- [WHAT NEEDS TO BE DONE] All of the records below must be output exactly, with no pictures carried over.

- [SOURCE RECORDS]
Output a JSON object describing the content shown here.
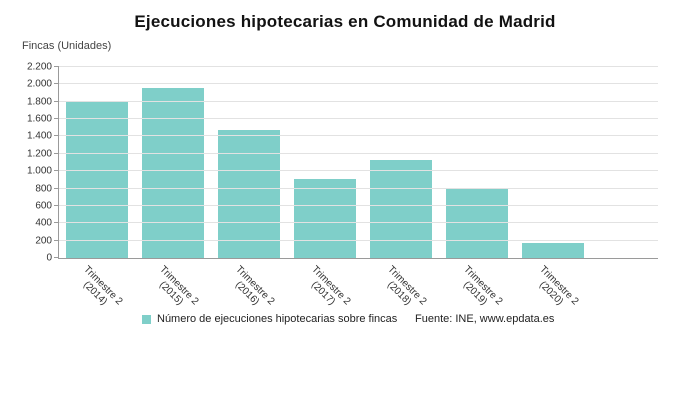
{
  "title": "Ejecuciones hipotecarias en Comunidad de Madrid",
  "axis_unit_label": "Fincas (Unidades)",
  "legend": {
    "series_label": "Número de ejecuciones hipotecarias sobre fincas",
    "source": "Fuente: INE, www.epdata.es"
  },
  "colors": {
    "bar": "#7fcfc9",
    "grid": "#e2e2e2",
    "axis": "#9a9a9a",
    "text": "#333333"
  },
  "chart_data": {
    "type": "bar",
    "title": "Ejecuciones hipotecarias en Comunidad de Madrid",
    "ylabel": "Fincas (Unidades)",
    "xlabel": "",
    "ylim": [
      0,
      2200
    ],
    "grid": true,
    "legend_position": "bottom",
    "categories": [
      {
        "line1": "Trimestre 2",
        "line2": "(2014)"
      },
      {
        "line1": "Trimestre 2",
        "line2": "(2015)"
      },
      {
        "line1": "Trimestre 2",
        "line2": "(2016)"
      },
      {
        "line1": "Trimestre 2",
        "line2": "(2017)"
      },
      {
        "line1": "Trimestre 2",
        "line2": "(2018)"
      },
      {
        "line1": "Trimestre 2",
        "line2": "(2019)"
      },
      {
        "line1": "Trimestre 2",
        "line2": "(2020)"
      }
    ],
    "values": [
      1800,
      1960,
      1470,
      910,
      1130,
      800,
      170
    ],
    "yticks": [
      {
        "value": 0,
        "label": "0"
      },
      {
        "value": 200,
        "label": "200"
      },
      {
        "value": 400,
        "label": "400"
      },
      {
        "value": 600,
        "label": "600"
      },
      {
        "value": 800,
        "label": "800"
      },
      {
        "value": 1000,
        "label": "1.000"
      },
      {
        "value": 1200,
        "label": "1.200"
      },
      {
        "value": 1400,
        "label": "1.400"
      },
      {
        "value": 1600,
        "label": "1.600"
      },
      {
        "value": 1800,
        "label": "1.800"
      },
      {
        "value": 2000,
        "label": "2.000"
      },
      {
        "value": 2200,
        "label": "2.200"
      }
    ],
    "series": [
      {
        "name": "Número de ejecuciones hipotecarias sobre fincas",
        "values": [
          1800,
          1960,
          1470,
          910,
          1130,
          800,
          170
        ]
      }
    ]
  }
}
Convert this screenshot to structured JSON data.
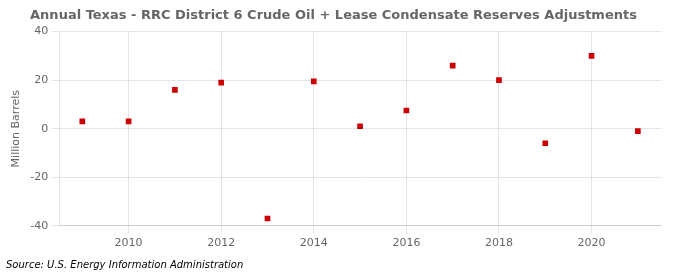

- [THE ANSWER]
Output a JSON object describing the content shown here.
{
  "title": "Ejecuciones hipotecarias en Comunidad de Madrid",
  "axis_unit_label": "Fincas (Unidades)",
  "legend": {
    "series_label": "Número de ejecuciones hipotecarias sobre fincas",
    "source": "Fuente: INE, www.epdata.es"
  },
  "colors": {
    "bar": "#7fcfc9",
    "grid": "#e2e2e2",
    "axis": "#9a9a9a",
    "text": "#333333"
  },
  "chart_data": {
    "type": "bar",
    "title": "Ejecuciones hipotecarias en Comunidad de Madrid",
    "ylabel": "Fincas (Unidades)",
    "xlabel": "",
    "ylim": [
      0,
      2200
    ],
    "grid": true,
    "legend_position": "bottom",
    "categories": [
      {
        "line1": "Trimestre 2",
        "line2": "(2014)"
      },
      {
        "line1": "Trimestre 2",
        "line2": "(2015)"
      },
      {
        "line1": "Trimestre 2",
        "line2": "(2016)"
      },
      {
        "line1": "Trimestre 2",
        "line2": "(2017)"
      },
      {
        "line1": "Trimestre 2",
        "line2": "(2018)"
      },
      {
        "line1": "Trimestre 2",
        "line2": "(2019)"
      },
      {
        "line1": "Trimestre 2",
        "line2": "(2020)"
      }
    ],
    "values": [
      1800,
      1960,
      1470,
      910,
      1130,
      800,
      170
    ],
    "yticks": [
      {
        "value": 0,
        "label": "0"
      },
      {
        "value": 200,
        "label": "200"
      },
      {
        "value": 400,
        "label": "400"
      },
      {
        "value": 600,
        "label": "600"
      },
      {
        "value": 800,
        "label": "800"
      },
      {
        "value": 1000,
        "label": "1.000"
      },
      {
        "value": 1200,
        "label": "1.200"
      },
      {
        "value": 1400,
        "label": "1.400"
      },
      {
        "value": 1600,
        "label": "1.600"
      },
      {
        "value": 1800,
        "label": "1.800"
      },
      {
        "value": 2000,
        "label": "2.000"
      },
      {
        "value": 2200,
        "label": "2.200"
      }
    ],
    "series": [
      {
        "name": "Número de ejecuciones hipotecarias sobre fincas",
        "values": [
          1800,
          1960,
          1470,
          910,
          1130,
          800,
          170
        ]
      }
    ]
  }
}
Convert this screenshot to structured JSON data.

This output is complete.